--- ROWS ---

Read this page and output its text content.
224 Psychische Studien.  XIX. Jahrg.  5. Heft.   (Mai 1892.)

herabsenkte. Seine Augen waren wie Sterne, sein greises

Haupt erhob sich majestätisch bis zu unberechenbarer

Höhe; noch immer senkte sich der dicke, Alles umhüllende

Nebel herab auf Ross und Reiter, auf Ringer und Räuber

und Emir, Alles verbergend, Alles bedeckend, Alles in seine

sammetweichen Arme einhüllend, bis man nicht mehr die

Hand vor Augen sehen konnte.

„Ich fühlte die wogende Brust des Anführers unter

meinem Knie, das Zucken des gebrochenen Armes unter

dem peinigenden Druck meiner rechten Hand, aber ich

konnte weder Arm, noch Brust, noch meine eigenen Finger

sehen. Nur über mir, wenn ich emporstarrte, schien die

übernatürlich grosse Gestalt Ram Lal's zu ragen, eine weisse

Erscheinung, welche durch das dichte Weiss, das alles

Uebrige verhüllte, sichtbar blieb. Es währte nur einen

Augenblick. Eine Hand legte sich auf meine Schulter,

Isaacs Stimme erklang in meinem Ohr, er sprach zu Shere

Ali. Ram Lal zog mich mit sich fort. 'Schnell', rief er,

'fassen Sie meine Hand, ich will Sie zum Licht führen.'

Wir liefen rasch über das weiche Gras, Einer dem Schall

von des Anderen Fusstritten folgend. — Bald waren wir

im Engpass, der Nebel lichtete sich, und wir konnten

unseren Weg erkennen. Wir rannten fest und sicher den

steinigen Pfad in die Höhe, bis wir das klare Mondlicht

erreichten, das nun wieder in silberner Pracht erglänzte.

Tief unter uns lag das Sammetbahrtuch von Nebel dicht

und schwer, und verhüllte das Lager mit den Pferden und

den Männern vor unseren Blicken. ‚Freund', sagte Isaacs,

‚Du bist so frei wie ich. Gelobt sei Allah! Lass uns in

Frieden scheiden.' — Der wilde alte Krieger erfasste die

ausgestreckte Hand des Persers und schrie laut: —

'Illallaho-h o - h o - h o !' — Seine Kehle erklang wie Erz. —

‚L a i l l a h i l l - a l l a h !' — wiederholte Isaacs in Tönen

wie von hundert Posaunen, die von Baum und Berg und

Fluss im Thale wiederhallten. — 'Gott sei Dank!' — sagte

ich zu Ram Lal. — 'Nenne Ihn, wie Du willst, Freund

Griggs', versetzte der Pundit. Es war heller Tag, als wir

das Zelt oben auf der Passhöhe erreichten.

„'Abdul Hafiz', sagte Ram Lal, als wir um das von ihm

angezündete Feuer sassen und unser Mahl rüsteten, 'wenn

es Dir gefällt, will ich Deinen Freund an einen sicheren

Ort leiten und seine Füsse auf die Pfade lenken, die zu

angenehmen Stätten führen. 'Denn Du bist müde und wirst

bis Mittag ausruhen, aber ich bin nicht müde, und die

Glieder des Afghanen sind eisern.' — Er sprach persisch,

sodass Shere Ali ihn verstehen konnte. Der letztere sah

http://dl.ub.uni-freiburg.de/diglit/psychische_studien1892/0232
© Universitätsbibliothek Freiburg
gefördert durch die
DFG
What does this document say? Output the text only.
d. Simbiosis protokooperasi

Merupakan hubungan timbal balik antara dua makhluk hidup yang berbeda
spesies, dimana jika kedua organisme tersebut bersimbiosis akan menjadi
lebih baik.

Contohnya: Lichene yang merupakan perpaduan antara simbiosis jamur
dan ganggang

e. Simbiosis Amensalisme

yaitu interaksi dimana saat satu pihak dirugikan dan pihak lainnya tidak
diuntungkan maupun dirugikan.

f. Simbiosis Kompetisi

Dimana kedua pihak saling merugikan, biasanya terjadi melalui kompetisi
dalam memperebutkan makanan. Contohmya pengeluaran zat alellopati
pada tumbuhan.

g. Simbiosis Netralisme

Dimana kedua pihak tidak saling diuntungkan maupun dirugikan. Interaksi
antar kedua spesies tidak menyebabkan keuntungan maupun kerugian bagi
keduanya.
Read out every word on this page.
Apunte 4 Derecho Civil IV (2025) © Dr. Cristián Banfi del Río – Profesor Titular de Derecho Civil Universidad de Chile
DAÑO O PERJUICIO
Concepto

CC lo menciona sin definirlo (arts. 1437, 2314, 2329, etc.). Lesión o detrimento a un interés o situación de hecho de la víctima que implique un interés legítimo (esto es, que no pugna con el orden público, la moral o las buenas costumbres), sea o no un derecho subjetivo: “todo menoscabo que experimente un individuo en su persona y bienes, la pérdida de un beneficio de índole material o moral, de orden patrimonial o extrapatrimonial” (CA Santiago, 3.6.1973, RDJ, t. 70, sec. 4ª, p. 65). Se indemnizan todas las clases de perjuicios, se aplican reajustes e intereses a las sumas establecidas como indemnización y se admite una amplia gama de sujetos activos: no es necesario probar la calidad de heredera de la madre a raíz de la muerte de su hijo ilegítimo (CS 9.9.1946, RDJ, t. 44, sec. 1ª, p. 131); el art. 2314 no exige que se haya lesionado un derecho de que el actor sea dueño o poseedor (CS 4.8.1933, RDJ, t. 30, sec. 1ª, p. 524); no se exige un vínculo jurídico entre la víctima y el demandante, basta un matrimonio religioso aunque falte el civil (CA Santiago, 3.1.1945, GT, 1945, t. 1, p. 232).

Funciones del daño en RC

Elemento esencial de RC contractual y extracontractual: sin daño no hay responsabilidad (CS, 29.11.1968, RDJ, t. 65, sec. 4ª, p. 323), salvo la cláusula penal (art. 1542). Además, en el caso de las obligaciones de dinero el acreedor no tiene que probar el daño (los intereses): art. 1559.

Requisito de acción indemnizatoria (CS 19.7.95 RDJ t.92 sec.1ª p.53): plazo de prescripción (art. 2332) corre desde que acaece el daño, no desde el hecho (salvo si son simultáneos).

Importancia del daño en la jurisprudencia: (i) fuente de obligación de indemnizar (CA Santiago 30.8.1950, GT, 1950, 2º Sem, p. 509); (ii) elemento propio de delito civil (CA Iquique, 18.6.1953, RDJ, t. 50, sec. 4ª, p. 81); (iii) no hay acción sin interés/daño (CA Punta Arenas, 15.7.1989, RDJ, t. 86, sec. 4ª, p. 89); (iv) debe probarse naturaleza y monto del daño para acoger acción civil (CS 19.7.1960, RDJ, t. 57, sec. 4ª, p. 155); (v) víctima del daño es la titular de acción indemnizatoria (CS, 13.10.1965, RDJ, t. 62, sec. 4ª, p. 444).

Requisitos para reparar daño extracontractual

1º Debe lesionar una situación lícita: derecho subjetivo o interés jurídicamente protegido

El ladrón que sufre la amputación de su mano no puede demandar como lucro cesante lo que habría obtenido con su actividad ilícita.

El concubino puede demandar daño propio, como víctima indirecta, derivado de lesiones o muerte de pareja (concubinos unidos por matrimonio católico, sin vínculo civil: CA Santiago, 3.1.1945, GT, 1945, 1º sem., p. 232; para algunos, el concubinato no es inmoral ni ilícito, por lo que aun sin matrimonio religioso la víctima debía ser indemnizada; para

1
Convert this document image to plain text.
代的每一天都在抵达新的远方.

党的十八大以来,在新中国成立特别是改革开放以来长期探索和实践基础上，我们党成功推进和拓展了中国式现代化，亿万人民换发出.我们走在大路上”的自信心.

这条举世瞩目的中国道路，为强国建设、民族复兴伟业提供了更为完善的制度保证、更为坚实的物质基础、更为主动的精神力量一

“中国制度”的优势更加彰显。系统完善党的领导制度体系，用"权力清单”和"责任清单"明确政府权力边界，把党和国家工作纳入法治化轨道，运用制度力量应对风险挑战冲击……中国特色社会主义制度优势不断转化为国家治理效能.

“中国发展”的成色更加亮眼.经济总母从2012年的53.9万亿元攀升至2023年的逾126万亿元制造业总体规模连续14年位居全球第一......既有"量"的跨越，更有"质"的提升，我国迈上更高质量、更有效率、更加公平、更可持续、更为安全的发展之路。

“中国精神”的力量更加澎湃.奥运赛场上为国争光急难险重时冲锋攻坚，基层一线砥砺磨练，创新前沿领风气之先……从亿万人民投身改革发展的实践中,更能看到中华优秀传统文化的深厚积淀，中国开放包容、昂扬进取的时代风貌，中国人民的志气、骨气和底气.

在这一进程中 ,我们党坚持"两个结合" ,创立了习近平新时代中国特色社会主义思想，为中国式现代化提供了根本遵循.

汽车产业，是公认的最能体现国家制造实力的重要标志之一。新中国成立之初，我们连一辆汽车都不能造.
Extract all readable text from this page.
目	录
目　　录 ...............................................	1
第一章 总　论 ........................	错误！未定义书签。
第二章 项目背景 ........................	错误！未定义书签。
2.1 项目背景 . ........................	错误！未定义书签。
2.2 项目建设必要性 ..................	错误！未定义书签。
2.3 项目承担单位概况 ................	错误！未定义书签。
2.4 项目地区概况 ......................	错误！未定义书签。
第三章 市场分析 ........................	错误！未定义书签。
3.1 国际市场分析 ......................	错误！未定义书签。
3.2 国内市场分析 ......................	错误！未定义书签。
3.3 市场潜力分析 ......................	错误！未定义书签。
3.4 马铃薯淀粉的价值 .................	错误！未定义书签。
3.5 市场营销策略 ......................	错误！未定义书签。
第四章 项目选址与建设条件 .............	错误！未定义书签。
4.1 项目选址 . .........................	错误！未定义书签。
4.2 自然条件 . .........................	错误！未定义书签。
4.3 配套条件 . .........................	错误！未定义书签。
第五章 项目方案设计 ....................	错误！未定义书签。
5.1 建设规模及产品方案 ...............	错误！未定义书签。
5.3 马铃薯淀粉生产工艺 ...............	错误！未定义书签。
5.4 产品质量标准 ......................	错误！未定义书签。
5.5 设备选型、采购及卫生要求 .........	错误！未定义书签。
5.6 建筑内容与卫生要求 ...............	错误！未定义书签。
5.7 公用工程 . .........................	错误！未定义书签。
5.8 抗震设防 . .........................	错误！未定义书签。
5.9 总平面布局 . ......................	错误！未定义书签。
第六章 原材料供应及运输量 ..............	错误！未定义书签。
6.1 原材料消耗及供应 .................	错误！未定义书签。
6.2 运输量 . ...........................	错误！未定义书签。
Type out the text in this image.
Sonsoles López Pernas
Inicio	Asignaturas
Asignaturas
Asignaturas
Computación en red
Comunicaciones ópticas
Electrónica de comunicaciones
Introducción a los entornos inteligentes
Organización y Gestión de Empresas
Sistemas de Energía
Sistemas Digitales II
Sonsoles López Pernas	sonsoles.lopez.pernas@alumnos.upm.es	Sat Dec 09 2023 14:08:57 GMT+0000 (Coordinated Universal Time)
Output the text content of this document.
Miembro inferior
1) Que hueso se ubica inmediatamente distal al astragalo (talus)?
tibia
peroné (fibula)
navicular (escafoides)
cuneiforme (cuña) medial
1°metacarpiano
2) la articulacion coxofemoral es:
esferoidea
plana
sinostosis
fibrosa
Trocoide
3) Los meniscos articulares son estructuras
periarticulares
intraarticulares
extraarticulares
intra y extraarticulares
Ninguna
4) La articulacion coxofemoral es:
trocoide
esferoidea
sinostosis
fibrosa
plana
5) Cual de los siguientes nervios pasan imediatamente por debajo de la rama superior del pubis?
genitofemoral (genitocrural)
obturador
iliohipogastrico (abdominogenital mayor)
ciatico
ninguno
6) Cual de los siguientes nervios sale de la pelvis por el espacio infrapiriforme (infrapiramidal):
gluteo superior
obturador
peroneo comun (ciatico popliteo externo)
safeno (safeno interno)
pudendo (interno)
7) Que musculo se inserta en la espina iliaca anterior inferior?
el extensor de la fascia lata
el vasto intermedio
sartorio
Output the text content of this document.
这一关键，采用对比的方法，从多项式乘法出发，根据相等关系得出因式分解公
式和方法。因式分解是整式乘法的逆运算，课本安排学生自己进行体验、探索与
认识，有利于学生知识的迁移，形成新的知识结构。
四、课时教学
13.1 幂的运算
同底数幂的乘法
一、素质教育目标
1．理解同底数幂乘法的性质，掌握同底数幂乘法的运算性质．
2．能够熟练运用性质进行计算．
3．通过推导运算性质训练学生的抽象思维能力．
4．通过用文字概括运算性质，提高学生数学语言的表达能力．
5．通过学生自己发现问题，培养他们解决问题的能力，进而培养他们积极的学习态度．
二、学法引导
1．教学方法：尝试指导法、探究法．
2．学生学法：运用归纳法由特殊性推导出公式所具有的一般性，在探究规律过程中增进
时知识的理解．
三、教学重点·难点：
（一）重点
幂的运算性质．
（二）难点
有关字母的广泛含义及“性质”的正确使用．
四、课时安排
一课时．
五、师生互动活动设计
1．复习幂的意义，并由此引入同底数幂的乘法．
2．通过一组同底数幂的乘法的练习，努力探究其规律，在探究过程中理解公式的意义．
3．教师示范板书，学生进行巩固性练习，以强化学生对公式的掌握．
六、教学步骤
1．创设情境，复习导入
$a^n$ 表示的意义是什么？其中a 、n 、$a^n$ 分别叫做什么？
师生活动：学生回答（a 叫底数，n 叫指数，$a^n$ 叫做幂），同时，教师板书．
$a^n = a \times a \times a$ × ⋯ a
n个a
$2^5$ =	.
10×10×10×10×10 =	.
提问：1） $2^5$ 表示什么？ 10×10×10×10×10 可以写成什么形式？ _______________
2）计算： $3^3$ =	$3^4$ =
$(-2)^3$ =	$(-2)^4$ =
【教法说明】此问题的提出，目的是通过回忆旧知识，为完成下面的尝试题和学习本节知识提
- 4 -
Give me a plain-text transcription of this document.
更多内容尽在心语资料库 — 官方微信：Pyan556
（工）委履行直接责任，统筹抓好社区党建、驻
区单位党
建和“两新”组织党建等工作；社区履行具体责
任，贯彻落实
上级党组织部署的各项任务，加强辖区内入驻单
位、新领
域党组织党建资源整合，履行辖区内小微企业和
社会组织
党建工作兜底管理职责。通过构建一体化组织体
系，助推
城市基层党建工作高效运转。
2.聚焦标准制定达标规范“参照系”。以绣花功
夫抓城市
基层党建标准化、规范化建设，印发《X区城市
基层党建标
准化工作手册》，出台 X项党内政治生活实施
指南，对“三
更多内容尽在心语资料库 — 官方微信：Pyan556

---

[DIRECTIONS FOR THIS TASK]
In the entries above, find every line with the word "Cual" and list it.

[CORRECT ANSWER]
5) Cual de los siguientes nervios pasan imediatamente por debajo de la rama superior del pubis?
6) Cual de los siguientes nervios sale de la pelvis por el espacio infrapiriforme (infrapiramidal):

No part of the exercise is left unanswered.